• [What is needed]: The complete listing should be restated exactly.
◆ ◆ ◆ ◆ ◆ ◆ ◆
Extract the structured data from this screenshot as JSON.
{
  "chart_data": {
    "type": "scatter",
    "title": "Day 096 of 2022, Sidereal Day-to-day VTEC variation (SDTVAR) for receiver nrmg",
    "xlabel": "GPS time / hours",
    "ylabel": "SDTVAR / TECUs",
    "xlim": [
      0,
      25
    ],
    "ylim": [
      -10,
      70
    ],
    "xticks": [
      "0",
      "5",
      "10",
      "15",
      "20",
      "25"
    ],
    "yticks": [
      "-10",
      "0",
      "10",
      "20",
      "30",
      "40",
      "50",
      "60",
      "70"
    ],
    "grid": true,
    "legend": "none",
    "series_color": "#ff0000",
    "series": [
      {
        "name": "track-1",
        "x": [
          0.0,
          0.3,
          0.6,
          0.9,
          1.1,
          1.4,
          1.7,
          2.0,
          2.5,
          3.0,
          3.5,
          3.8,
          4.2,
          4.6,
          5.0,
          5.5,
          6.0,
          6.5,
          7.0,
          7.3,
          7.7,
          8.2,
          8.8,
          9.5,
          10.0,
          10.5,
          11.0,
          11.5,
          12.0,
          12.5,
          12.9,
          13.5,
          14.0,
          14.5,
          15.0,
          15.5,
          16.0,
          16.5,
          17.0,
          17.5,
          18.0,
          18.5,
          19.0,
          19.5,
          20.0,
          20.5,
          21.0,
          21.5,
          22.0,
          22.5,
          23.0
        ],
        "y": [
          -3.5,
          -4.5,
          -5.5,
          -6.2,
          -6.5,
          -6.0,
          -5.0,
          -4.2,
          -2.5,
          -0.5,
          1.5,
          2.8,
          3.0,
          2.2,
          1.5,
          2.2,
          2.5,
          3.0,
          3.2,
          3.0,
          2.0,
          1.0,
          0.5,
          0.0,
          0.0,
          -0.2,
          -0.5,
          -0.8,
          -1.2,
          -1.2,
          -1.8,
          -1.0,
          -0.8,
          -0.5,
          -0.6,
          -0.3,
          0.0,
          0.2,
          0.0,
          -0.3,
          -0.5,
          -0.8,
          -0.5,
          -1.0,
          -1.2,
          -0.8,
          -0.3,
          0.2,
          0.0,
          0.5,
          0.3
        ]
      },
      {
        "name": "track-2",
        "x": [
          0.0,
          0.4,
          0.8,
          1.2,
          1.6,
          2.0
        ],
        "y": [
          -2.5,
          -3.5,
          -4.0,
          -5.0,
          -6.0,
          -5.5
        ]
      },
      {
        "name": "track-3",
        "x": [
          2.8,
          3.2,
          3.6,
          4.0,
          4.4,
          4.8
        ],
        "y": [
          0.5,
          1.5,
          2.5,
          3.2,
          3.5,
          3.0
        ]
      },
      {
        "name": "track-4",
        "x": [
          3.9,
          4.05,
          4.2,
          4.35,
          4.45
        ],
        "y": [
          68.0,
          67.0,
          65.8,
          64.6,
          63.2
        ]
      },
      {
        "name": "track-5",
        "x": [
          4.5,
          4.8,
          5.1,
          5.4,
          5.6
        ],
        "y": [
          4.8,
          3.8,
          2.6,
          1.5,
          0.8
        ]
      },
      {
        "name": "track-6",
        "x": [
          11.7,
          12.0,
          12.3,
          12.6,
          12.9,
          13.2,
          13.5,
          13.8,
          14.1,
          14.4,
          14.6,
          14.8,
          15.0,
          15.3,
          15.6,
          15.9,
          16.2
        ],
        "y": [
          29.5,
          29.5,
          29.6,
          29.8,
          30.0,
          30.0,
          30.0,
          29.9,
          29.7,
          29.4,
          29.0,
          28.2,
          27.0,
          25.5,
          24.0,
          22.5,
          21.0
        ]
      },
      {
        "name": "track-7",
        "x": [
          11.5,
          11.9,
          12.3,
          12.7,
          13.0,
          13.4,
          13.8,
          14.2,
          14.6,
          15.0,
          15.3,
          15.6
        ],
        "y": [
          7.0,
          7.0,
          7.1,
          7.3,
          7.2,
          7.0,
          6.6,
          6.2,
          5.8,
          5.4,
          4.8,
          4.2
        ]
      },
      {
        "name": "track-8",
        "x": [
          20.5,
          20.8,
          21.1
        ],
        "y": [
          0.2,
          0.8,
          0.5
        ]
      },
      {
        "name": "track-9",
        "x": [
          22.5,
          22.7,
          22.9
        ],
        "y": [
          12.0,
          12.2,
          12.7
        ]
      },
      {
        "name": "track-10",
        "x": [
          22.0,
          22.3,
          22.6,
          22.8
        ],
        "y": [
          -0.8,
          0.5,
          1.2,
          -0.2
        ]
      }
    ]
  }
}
◆ ◆ ◆ ◆ ◆ ◆ ◆
• [Response to this exercise]:
Extract the structured data from this screenshot as JSON.
{
  "chart_data": {
    "type": "scatter",
    "title": "Day 096 of 2022, Sidereal Day-to-day VTEC variation (SDTVAR) for receiver nrmg",
    "xlabel": "GPS time / hours",
    "ylabel": "SDTVAR / TECUs",
    "xlim": [
      0,
      25
    ],
    "ylim": [
      -10,
      70
    ],
    "xticks": [
      "0",
      "5",
      "10",
      "15",
      "20",
      "25"
    ],
    "yticks": [
      "-10",
      "0",
      "10",
      "20",
      "30",
      "40",
      "50",
      "60",
      "70"
    ],
    "grid": true,
    "legend": "none",
    "series_color": "#ff0000",
    "series": [
      {
        "name": "track-1",
        "x": [
          0.0,
          0.3,
          0.6,
          0.9,
          1.1,
          1.4,
          1.7,
          2.0,
          2.5,
          3.0,
          3.5,
          3.8,
          4.2,
          4.6,
          5.0,
          5.5,
          6.0,
          6.5,
          7.0,
          7.3,
          7.7,
          8.2,
          8.8,
          9.5,
          10.0,
          10.5,
          11.0,
          11.5,
          12.0,
          12.5,
          12.9,
          13.5,
          14.0,
          14.5,
          15.0,
          15.5,
          16.0,
          16.5,
          17.0,
          17.5,
          18.0,
          18.5,
          19.0,
          19.5,
          20.0,
          20.5,
          21.0,
          21.5,
          22.0,
          22.5,
          23.0
        ],
        "y": [
          -3.5,
          -4.5,
          -5.5,
          -6.2,
          -6.5,
          -6.0,
          -5.0,
          -4.2,
          -2.5,
          -0.5,
          1.5,
          2.8,
          3.0,
          2.2,
          1.5,
          2.2,
          2.5,
          3.0,
          3.2,
          3.0,
          2.0,
          1.0,
          0.5,
          0.0,
          0.0,
          -0.2,
          -0.5,
          -0.8,
          -1.2,
          -1.2,
          -1.8,
          -1.0,
          -0.8,
          -0.5,
          -0.6,
          -0.3,
          0.0,
          0.2,
          0.0,
          -0.3,
          -0.5,
          -0.8,
          -0.5,
          -1.0,
          -1.2,
          -0.8,
          -0.3,
          0.2,
          0.0,
          0.5,
          0.3
        ]
      },
      {
        "name": "track-2",
        "x": [
          0.0,
          0.4,
          0.8,
          1.2,
          1.6,
          2.0
        ],
        "y": [
          -2.5,
          -3.5,
          -4.0,
          -5.0,
          -6.0,
          -5.5
        ]
      },
      {
        "name": "track-3",
        "x": [
          2.8,
          3.2,
          3.6,
          4.0,
          4.4,
          4.8
        ],
        "y": [
          0.5,
          1.5,
          2.5,
          3.2,
          3.5,
          3.0
        ]
      },
      {
        "name": "track-4",
        "x": [
          3.9,
          4.05,
          4.2,
          4.35,
          4.45
        ],
        "y": [
          68.0,
          67.0,
          65.8,
          64.6,
          63.2
        ]
      },
      {
        "name": "track-5",
        "x": [
          4.5,
          4.8,
          5.1,
          5.4,
          5.6
        ],
        "y": [
          4.8,
          3.8,
          2.6,
          1.5,
          0.8
        ]
      },
      {
        "name": "track-6",
        "x": [
          11.7,
          12.0,
          12.3,
          12.6,
          12.9,
          13.2,
          13.5,
          13.8,
          14.1,
          14.4,
          14.6,
          14.8,
          15.0,
          15.3,
          15.6,
          15.9,
          16.2
        ],
        "y": [
          29.5,
          29.5,
          29.6,
          29.8,
          30.0,
          30.0,
          30.0,
          29.9,
          29.7,
          29.4,
          29.0,
          28.2,
          27.0,
          25.5,
          24.0,
          22.5,
          21.0
        ]
      },
      {
        "name": "track-7",
        "x": [
          11.5,
          11.9,
          12.3,
          12.7,
          13.0,
          13.4,
          13.8,
          14.2,
          14.6,
          15.0,
          15.3,
          15.6
        ],
        "y": [
          7.0,
          7.0,
          7.1,
          7.3,
          7.2,
          7.0,
          6.6,
          6.2,
          5.8,
          5.4,
          4.8,
          4.2
        ]
      },
      {
        "name": "track-8",
        "x": [
          20.5,
          20.8,
          21.1
        ],
        "y": [
          0.2,
          0.8,
          0.5
        ]
      },
      {
        "name": "track-9",
        "x": [
          22.5,
          22.7,
          22.9
        ],
        "y": [
          12.0,
          12.2,
          12.7
        ]
      },
      {
        "name": "track-10",
        "x": [
          22.0,
          22.3,
          22.6,
          22.8
        ],
        "y": [
          -0.8,
          0.5,
          1.2,
          -0.2
        ]
      }
    ]
  }
}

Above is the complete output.